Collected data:
··········

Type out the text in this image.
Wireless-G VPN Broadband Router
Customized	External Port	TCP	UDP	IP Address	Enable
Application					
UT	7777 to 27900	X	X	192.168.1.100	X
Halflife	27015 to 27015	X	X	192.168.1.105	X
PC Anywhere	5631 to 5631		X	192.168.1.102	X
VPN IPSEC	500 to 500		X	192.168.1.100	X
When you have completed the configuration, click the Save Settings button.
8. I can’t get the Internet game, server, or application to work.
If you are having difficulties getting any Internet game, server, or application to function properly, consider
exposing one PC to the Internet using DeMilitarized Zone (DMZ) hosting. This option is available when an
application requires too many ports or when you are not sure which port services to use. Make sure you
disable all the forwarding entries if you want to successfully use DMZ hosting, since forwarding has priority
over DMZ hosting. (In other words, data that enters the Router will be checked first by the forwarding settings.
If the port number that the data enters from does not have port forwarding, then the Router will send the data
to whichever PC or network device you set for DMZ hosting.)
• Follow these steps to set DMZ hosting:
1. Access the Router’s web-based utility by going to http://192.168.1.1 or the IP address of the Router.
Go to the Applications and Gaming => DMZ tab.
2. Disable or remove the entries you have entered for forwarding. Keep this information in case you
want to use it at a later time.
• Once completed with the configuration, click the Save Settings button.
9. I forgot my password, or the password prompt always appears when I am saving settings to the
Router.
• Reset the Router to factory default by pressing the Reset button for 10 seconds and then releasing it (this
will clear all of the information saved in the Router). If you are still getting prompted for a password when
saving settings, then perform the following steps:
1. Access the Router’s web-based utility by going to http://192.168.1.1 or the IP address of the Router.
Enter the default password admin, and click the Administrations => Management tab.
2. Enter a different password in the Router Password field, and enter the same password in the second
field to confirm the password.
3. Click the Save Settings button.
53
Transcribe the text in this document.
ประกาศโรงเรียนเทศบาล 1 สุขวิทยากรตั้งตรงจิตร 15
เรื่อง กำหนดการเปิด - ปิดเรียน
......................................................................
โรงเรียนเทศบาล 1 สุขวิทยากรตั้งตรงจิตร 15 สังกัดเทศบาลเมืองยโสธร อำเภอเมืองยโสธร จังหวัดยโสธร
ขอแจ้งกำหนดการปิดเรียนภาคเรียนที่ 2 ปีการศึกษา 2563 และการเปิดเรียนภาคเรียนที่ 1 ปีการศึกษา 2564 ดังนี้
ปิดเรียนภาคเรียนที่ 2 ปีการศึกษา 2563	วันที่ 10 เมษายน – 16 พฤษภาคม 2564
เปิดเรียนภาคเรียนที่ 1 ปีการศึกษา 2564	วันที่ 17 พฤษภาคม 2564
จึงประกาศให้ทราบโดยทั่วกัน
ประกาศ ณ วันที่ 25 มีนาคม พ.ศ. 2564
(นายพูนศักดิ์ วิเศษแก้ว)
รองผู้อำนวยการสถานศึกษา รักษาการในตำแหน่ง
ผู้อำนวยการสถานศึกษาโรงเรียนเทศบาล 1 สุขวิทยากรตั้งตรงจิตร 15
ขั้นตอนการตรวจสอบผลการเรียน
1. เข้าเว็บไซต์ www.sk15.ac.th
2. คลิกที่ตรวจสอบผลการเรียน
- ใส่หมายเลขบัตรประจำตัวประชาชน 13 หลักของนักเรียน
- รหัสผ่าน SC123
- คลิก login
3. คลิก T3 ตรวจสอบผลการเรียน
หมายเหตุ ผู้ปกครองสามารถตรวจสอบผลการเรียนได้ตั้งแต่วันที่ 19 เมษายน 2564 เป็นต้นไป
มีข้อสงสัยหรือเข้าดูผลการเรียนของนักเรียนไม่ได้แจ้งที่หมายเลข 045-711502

··········

▶ **What is expected**: Please set down each line of the records exactly as given.

▶ **Exercise response**:
Type out the text in this image.
Wireless-G VPN Broadband Router
Customized	External Port	TCP	UDP	IP Address	Enable
Application					
UT	7777 to 27900	X	X	192.168.1.100	X
Halflife	27015 to 27015	X	X	192.168.1.105	X
PC Anywhere	5631 to 5631		X	192.168.1.102	X
VPN IPSEC	500 to 500		X	192.168.1.100	X
When you have completed the configuration, click the Save Settings button.
8. I can’t get the Internet game, server, or application to work.
If you are having difficulties getting any Internet game, server, or application to function properly, consider
exposing one PC to the Internet using DeMilitarized Zone (DMZ) hosting. This option is available when an
application requires too many ports or when you are not sure which port services to use. Make sure you
disable all the forwarding entries if you want to successfully use DMZ hosting, since forwarding has priority
over DMZ hosting. (In other words, data that enters the Router will be checked first by the forwarding settings.
If the port number that the data enters from does not have port forwarding, then the Router will send the data
to whichever PC or network device you set for DMZ hosting.)
• Follow these steps to set DMZ hosting:
1. Access the Router’s web-based utility by going to http://192.168.1.1 or the IP address of the Router.
Go to the Applications and Gaming => DMZ tab.
2. Disable or remove the entries you have entered for forwarding. Keep this information in case you
want to use it at a later time.
• Once completed with the configuration, click the Save Settings button.
9. I forgot my password, or the password prompt always appears when I am saving settings to the
Router.
• Reset the Router to factory default by pressing the Reset button for 10 seconds and then releasing it (this
will clear all of the information saved in the Router). If you are still getting prompted for a password when
saving settings, then perform the following steps:
1. Access the Router’s web-based utility by going to http://192.168.1.1 or the IP address of the Router.
Enter the default password admin, and click the Administrations => Management tab.
2. Enter a different password in the Router Password field, and enter the same password in the second
field to confirm the password.
3. Click the Save Settings button.
53
Transcribe the text in this document.
ประกาศโรงเรียนเทศบาล 1 สุขวิทยากรตั้งตรงจิตร 15
เรื่อง กำหนดการเปิด - ปิดเรียน
......................................................................
โรงเรียนเทศบาล 1 สุขวิทยากรตั้งตรงจิตร 15 สังกัดเทศบาลเมืองยโสธร อำเภอเมืองยโสธร จังหวัดยโสธร
ขอแจ้งกำหนดการปิดเรียนภาคเรียนที่ 2 ปีการศึกษา 2563 และการเปิดเรียนภาคเรียนที่ 1 ปีการศึกษา 2564 ดังนี้
ปิดเรียนภาคเรียนที่ 2 ปีการศึกษา 2563	วันที่ 10 เมษายน – 16 พฤษภาคม 2564
เปิดเรียนภาคเรียนที่ 1 ปีการศึกษา 2564	วันที่ 17 พฤษภาคม 2564
จึงประกาศให้ทราบโดยทั่วกัน
ประกาศ ณ วันที่ 25 มีนาคม พ.ศ. 2564
(นายพูนศักดิ์ วิเศษแก้ว)
รองผู้อำนวยการสถานศึกษา รักษาการในตำแหน่ง
ผู้อำนวยการสถานศึกษาโรงเรียนเทศบาล 1 สุขวิทยากรตั้งตรงจิตร 15
ขั้นตอนการตรวจสอบผลการเรียน
1. เข้าเว็บไซต์ www.sk15.ac.th
2. คลิกที่ตรวจสอบผลการเรียน
- ใส่หมายเลขบัตรประจำตัวประชาชน 13 หลักของนักเรียน
- รหัสผ่าน SC123
- คลิก login
3. คลิก T3 ตรวจสอบผลการเรียน
หมายเหตุ ผู้ปกครองสามารถตรวจสอบผลการเรียนได้ตั้งแต่วันที่ 19 เมษายน 2564 เป็นต้นไป
มีข้อสงสัยหรือเข้าดูผลการเรียนของนักเรียนไม่ได้แจ้งที่หมายเลข 045-711502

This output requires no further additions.